>> begin DATASET RECORDS

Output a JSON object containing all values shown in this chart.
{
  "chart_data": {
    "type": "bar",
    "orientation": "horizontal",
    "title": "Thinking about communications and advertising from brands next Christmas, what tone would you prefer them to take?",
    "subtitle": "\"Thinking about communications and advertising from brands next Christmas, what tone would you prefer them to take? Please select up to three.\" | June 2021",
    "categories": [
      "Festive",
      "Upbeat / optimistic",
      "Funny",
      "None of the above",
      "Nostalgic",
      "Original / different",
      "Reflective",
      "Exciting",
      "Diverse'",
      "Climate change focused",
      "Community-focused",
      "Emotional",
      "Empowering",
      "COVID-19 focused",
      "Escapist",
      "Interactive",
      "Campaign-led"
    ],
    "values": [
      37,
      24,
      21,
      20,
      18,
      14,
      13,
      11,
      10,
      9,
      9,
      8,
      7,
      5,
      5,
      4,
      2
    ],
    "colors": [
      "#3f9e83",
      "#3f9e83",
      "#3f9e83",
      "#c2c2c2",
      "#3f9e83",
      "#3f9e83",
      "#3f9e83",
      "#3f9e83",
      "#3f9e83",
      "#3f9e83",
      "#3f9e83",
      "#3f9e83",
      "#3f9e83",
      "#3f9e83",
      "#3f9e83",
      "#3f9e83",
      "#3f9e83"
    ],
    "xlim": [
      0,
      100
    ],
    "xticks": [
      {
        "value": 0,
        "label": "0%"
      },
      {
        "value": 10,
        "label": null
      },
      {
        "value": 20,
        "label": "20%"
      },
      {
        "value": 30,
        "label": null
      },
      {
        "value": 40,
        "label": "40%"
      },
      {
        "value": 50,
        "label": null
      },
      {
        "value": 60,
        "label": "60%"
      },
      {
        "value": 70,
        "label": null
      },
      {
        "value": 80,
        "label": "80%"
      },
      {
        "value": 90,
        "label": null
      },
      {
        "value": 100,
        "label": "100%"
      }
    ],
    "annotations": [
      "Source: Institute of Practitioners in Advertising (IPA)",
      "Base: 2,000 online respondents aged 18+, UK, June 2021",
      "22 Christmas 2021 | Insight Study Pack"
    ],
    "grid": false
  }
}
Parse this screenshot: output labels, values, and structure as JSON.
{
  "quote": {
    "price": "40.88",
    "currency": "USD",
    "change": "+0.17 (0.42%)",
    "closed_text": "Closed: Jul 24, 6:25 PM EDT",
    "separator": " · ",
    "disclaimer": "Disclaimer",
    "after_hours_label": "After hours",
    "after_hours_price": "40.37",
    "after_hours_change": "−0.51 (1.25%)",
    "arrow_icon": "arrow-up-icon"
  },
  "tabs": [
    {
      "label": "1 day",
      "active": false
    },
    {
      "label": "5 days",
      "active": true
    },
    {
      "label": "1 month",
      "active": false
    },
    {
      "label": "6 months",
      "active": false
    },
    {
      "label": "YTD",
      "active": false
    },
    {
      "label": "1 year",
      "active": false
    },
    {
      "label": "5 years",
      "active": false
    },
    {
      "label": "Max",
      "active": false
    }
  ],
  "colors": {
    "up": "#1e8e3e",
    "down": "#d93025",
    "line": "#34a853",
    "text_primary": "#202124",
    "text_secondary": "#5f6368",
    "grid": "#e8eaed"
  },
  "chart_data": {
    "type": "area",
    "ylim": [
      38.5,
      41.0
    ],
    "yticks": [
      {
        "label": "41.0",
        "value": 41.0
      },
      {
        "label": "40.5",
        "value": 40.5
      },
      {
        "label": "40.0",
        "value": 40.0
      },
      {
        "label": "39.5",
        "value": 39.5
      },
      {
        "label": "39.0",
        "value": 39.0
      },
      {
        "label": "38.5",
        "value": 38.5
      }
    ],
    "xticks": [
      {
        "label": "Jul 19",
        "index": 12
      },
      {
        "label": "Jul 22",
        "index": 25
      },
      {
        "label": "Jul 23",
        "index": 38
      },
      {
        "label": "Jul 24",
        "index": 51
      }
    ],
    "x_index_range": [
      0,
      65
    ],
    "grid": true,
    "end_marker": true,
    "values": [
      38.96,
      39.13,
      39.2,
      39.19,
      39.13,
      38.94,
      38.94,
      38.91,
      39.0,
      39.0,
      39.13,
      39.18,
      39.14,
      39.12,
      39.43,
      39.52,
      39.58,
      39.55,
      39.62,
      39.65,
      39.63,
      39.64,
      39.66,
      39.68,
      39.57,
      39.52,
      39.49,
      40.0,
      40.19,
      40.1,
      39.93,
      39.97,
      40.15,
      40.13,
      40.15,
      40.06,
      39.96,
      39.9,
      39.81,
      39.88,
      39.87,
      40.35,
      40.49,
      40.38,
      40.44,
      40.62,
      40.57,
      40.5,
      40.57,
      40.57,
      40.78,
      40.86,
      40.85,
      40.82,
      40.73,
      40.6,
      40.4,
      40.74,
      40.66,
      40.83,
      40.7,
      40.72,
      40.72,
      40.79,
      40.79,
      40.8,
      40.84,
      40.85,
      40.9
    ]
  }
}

>> end DATASET RECORDS

--- THE PROBLEM ---
Show all lines in the entries above where the string "JSON" appears.

--- ANSWER TO THIS PROBLEM ---
Output a JSON object containing all values shown in this chart.
Parse this screenshot: output labels, values, and structure as JSON.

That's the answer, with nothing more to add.